-- Excerpted records --
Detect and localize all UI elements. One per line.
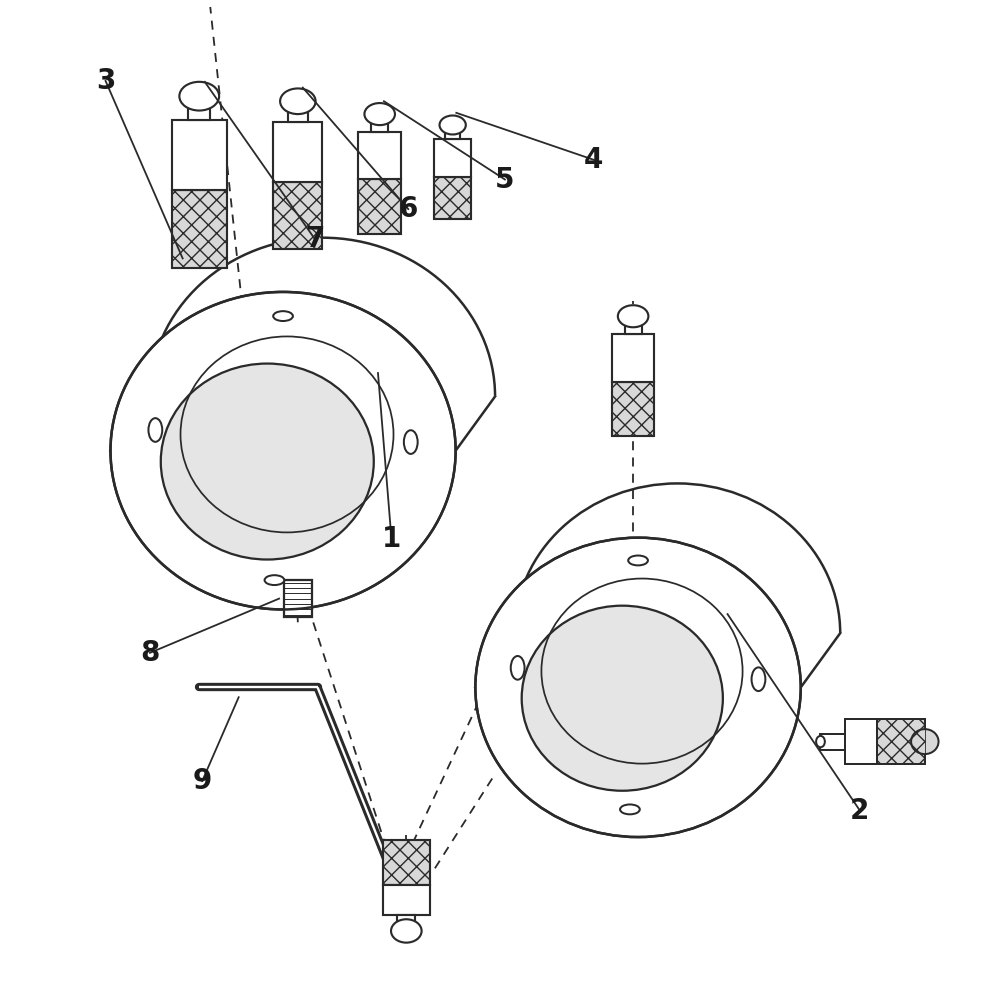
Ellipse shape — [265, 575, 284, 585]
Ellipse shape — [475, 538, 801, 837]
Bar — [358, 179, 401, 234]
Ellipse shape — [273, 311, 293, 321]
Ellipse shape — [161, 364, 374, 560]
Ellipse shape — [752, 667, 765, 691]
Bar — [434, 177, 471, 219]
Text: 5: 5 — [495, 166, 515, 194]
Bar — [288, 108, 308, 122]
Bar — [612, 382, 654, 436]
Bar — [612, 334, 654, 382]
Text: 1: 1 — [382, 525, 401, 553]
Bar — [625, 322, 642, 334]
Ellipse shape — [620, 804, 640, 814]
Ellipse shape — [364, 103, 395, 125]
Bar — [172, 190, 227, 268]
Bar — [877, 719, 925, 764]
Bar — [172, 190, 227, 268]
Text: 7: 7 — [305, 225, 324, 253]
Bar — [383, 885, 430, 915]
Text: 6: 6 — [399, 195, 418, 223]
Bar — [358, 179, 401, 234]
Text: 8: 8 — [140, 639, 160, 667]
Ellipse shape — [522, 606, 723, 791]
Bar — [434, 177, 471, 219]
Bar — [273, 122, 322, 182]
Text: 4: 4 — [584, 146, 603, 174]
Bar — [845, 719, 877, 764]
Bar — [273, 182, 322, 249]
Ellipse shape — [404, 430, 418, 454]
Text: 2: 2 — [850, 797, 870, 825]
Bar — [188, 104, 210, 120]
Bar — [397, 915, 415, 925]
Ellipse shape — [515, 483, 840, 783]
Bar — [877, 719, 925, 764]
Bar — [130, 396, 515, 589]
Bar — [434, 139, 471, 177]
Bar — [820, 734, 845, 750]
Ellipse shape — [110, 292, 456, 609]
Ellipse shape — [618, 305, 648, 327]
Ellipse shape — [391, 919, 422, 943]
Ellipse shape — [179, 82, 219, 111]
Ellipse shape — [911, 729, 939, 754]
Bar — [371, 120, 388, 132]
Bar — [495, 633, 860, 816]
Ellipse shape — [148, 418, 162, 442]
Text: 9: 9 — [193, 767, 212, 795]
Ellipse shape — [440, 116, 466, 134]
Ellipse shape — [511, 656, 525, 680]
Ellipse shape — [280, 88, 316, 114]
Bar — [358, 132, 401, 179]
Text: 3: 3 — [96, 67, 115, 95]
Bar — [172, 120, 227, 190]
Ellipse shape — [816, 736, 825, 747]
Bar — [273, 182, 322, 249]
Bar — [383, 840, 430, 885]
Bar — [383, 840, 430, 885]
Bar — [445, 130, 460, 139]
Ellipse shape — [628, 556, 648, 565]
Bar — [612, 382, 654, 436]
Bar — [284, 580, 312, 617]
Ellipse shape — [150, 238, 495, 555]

-- Exercise description --
Lay out every line of the listing above as a numbered list, skipping blank lines and leaving out the picture.

-- Task response --
1. Detect and localize all UI elements. One per line.
2. Ellipse shape — [265, 575, 284, 585]
3. Ellipse shape — [475, 538, 801, 837]
4. Bar — [358, 179, 401, 234]
5. Ellipse shape — [273, 311, 293, 321]
6. Ellipse shape — [161, 364, 374, 560]
7. Ellipse shape — [752, 667, 765, 691]
8. Bar — [434, 177, 471, 219]
9. Text: 5: 5 — [495, 166, 515, 194]
10. Bar — [288, 108, 308, 122]
11. Bar — [612, 382, 654, 436]
12. Bar — [612, 334, 654, 382]
13. Text: 1: 1 — [382, 525, 401, 553]
14. Bar — [625, 322, 642, 334]
15. Ellipse shape — [620, 804, 640, 814]
16. Ellipse shape — [364, 103, 395, 125]
17. Bar — [172, 190, 227, 268]
18. Bar — [877, 719, 925, 764]
19. Bar — [172, 190, 227, 268]
20. Text: 7: 7 — [305, 225, 324, 253]
21. Bar — [383, 885, 430, 915]
22. Text: 6: 6 — [399, 195, 418, 223]
23. Bar — [358, 179, 401, 234]
24. Text: 8: 8 — [140, 639, 160, 667]
25. Ellipse shape — [522, 606, 723, 791]
26. Bar — [434, 177, 471, 219]
27. Bar — [273, 122, 322, 182]
28. Text: 4: 4 — [584, 146, 603, 174]
29. Bar — [845, 719, 877, 764]
30. Bar — [273, 182, 322, 249]
31. Ellipse shape — [404, 430, 418, 454]
32. Text: 2: 2 — [850, 797, 870, 825]
33. Bar — [188, 104, 210, 120]
34. Bar — [397, 915, 415, 925]
35. Ellipse shape — [515, 483, 840, 783]
36. Bar — [877, 719, 925, 764]
37. Bar — [130, 396, 515, 589]
38. Bar — [434, 139, 471, 177]
39. Bar — [820, 734, 845, 750]
40. Ellipse shape — [110, 292, 456, 609]
41. Ellipse shape — [618, 305, 648, 327]
42. Ellipse shape — [391, 919, 422, 943]
43. Ellipse shape — [179, 82, 219, 111]
44. Ellipse shape — [911, 729, 939, 754]
45. Bar — [371, 120, 388, 132]
46. Bar — [495, 633, 860, 816]
47. Ellipse shape — [148, 418, 162, 442]
48. Text: 9: 9 — [193, 767, 212, 795]
49. Ellipse shape — [440, 116, 466, 134]
50. Ellipse shape — [511, 656, 525, 680]
51. Ellipse shape — [280, 88, 316, 114]
52. Bar — [358, 132, 401, 179]
53. Text: 3: 3 — [96, 67, 115, 95]
54. Bar — [172, 120, 227, 190]
55. Ellipse shape — [816, 736, 825, 747]
56. Bar — [273, 182, 322, 249]
57. Bar — [383, 840, 430, 885]
58. Bar — [383, 840, 430, 885]
59. Bar — [445, 130, 460, 139]
60. Ellipse shape — [628, 556, 648, 565]
61. Bar — [612, 382, 654, 436]
62. Bar — [284, 580, 312, 617]
63. Ellipse shape — [150, 238, 495, 555]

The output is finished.